Return every line of the data below that includes the string "札幌医科大".

Data provided:
============

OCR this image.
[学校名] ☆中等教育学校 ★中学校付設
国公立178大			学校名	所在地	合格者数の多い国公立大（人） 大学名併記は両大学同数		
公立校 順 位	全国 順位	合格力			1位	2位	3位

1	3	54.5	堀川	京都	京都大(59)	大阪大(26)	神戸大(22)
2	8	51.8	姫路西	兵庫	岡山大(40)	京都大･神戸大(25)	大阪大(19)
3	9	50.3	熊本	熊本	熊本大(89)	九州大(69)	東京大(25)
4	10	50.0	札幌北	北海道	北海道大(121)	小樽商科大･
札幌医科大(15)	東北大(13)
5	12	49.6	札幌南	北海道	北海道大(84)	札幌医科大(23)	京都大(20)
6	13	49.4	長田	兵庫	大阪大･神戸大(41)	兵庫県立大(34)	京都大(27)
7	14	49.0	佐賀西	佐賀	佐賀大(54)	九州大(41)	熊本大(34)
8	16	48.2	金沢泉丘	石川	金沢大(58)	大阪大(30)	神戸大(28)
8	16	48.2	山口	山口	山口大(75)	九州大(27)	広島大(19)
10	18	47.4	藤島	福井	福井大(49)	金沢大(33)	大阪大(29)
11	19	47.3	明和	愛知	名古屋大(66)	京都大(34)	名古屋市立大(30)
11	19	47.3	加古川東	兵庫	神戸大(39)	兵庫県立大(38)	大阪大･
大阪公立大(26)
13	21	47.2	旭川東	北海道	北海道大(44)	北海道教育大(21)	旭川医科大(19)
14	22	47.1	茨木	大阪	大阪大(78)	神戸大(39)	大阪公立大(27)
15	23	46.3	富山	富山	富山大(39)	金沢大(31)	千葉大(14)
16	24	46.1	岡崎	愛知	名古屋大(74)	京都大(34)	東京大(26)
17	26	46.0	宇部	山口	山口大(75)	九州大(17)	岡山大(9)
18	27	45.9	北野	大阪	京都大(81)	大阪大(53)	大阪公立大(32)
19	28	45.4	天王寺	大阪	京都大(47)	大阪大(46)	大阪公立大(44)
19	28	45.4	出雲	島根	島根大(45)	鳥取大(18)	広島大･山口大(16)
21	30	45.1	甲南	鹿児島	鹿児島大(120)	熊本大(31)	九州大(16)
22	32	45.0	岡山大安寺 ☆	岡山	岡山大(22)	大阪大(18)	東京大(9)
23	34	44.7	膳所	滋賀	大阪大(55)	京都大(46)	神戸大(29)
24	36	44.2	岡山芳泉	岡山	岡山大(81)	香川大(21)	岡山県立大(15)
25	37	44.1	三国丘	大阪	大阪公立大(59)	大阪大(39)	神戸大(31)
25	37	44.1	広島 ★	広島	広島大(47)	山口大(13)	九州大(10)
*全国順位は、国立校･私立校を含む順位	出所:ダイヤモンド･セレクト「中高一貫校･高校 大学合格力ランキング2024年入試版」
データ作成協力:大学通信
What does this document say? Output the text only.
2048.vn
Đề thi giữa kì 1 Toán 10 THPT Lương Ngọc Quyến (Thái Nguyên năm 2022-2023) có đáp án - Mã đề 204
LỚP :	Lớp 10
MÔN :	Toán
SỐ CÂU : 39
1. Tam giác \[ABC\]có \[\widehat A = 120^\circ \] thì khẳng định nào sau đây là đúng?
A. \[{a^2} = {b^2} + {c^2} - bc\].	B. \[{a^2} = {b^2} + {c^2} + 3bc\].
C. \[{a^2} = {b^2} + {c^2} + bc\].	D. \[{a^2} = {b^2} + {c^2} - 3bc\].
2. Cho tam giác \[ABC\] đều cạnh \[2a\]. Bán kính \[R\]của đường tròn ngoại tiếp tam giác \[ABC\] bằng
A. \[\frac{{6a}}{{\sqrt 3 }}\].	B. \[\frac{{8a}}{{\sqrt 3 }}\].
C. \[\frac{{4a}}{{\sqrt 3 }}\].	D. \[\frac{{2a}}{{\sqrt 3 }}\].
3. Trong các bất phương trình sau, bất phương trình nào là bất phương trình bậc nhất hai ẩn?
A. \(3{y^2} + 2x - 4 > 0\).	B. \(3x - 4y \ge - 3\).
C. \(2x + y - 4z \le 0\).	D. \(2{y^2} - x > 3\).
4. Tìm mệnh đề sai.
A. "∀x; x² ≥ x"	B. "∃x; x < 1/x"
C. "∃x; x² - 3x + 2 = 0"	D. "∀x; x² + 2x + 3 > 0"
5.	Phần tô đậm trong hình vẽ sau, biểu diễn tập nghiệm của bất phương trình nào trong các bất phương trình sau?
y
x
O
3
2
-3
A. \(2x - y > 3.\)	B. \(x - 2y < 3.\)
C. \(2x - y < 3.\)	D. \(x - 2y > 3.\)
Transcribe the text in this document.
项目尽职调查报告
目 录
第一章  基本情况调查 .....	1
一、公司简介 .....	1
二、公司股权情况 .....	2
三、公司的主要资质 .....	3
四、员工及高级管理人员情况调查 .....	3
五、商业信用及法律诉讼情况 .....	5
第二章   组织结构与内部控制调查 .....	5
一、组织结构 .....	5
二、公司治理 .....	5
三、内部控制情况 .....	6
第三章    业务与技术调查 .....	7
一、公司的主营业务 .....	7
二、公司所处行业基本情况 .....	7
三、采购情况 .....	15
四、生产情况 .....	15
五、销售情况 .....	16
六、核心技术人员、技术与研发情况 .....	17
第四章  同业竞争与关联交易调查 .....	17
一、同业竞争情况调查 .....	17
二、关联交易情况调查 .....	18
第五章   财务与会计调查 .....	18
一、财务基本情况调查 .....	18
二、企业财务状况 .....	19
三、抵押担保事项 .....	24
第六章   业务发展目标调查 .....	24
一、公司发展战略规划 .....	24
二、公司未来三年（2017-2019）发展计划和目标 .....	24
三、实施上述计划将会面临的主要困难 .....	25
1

============

Complete output:
札幌医科大(15)	東北大(13)
5	12	49.6	札幌南	北海道	北海道大(84)	札幌医科大(23)	京都大(20)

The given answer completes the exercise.